- [Items]:

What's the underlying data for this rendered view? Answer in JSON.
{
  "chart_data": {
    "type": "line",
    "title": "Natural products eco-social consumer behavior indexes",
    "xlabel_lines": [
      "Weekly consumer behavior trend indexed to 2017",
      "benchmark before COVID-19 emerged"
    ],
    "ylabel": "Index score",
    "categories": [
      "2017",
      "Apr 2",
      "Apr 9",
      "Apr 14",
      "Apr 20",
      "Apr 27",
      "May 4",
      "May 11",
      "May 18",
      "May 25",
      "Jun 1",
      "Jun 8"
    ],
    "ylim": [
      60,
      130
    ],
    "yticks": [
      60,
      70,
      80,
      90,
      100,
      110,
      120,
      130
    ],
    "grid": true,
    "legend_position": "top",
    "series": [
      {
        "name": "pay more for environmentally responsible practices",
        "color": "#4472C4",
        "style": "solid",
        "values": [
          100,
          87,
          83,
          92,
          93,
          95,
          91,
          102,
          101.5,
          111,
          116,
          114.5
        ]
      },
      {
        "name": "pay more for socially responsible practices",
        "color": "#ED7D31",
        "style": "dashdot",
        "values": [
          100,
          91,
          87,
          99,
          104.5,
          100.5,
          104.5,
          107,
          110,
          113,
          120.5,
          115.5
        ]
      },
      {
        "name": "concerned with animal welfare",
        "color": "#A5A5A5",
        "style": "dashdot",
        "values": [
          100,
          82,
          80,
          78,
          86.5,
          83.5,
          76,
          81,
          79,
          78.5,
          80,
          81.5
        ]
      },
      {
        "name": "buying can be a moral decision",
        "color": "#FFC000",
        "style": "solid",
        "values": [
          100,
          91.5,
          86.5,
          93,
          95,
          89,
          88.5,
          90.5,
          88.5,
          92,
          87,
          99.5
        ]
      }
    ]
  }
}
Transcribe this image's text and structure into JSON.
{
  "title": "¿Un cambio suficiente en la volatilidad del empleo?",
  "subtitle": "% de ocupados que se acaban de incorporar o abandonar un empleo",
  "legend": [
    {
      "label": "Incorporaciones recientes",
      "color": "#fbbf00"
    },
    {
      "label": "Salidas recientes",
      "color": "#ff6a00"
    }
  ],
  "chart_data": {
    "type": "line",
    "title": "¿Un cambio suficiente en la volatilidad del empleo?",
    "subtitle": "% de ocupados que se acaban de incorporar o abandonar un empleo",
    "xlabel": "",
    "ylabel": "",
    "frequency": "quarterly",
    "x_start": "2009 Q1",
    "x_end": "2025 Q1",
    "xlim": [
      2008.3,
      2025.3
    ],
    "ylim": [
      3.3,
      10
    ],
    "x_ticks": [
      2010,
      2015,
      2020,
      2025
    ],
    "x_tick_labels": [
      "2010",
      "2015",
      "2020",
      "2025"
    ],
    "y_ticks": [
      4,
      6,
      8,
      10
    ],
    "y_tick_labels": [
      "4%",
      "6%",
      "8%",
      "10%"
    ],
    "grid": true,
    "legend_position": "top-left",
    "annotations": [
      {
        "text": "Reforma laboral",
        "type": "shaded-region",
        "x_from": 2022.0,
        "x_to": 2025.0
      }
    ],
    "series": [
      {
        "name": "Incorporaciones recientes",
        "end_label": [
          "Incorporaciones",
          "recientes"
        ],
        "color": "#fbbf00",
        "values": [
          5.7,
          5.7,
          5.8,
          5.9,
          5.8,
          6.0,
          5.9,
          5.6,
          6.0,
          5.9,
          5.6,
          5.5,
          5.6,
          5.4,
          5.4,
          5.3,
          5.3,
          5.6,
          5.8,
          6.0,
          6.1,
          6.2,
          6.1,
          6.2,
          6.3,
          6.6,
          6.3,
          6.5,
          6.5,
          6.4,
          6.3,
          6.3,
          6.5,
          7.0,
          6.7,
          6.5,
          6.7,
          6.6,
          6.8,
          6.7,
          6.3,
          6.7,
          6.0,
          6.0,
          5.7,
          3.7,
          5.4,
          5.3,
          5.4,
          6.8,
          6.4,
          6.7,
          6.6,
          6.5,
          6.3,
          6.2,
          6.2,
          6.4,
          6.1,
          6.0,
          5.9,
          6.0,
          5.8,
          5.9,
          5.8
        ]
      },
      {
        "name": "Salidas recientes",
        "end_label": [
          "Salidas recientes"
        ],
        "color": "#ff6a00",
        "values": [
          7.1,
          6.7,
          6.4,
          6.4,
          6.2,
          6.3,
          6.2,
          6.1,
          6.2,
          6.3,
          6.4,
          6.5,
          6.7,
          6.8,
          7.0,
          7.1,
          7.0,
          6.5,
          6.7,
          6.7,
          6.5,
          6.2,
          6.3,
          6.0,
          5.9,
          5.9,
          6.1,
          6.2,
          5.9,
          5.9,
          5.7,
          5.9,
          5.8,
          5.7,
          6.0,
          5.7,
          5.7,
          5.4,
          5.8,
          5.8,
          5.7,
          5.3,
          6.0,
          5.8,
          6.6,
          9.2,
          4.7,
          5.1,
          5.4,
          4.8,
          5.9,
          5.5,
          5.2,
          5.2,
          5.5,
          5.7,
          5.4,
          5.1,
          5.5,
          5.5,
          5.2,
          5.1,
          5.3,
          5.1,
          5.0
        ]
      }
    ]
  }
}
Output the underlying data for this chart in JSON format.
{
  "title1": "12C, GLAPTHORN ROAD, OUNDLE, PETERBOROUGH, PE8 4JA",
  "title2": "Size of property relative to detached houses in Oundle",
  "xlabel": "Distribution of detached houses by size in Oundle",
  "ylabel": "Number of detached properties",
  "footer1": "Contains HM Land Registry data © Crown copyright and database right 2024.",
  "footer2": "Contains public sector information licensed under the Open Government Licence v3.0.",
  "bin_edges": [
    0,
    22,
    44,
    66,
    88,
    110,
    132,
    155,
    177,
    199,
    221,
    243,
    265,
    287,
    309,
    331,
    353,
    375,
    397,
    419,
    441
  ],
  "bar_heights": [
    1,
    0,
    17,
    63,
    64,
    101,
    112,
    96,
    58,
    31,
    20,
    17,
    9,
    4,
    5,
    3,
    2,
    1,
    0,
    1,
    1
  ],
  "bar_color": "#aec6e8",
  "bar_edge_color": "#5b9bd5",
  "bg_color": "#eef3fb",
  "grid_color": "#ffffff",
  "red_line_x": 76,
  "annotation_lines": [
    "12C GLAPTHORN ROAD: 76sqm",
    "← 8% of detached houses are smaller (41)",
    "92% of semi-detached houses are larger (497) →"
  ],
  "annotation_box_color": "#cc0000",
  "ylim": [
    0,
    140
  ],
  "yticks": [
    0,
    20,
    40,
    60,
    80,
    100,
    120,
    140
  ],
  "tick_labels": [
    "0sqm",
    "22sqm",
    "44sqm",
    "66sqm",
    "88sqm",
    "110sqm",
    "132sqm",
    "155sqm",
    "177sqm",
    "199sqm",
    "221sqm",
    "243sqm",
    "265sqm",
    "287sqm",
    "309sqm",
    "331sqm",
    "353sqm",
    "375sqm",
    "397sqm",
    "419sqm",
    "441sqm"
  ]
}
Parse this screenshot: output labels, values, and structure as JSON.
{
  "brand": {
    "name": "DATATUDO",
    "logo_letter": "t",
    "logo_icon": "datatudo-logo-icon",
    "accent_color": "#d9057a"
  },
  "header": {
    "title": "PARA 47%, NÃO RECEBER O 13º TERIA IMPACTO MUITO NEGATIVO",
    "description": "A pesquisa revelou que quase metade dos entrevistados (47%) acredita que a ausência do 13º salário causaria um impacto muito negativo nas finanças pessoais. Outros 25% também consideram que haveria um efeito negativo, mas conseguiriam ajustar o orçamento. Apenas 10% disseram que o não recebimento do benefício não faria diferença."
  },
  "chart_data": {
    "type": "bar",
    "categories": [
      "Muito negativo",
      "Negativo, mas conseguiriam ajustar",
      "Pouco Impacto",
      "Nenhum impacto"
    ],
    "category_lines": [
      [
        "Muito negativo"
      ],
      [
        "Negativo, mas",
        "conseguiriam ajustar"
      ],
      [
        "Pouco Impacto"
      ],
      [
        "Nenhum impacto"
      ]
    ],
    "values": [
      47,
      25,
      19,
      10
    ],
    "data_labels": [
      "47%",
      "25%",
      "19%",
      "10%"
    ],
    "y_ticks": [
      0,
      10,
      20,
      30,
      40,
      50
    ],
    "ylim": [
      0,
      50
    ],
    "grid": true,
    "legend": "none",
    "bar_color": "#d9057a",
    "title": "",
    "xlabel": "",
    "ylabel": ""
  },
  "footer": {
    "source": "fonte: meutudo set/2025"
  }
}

- [Challenge]: Filter for "suficiente". Return all lines that hold it.

- [Completed task]:
  "title": "¿Un cambio suficiente en la volatilidad del empleo?",
    "title": "¿Un cambio suficiente en la volatilidad del empleo?",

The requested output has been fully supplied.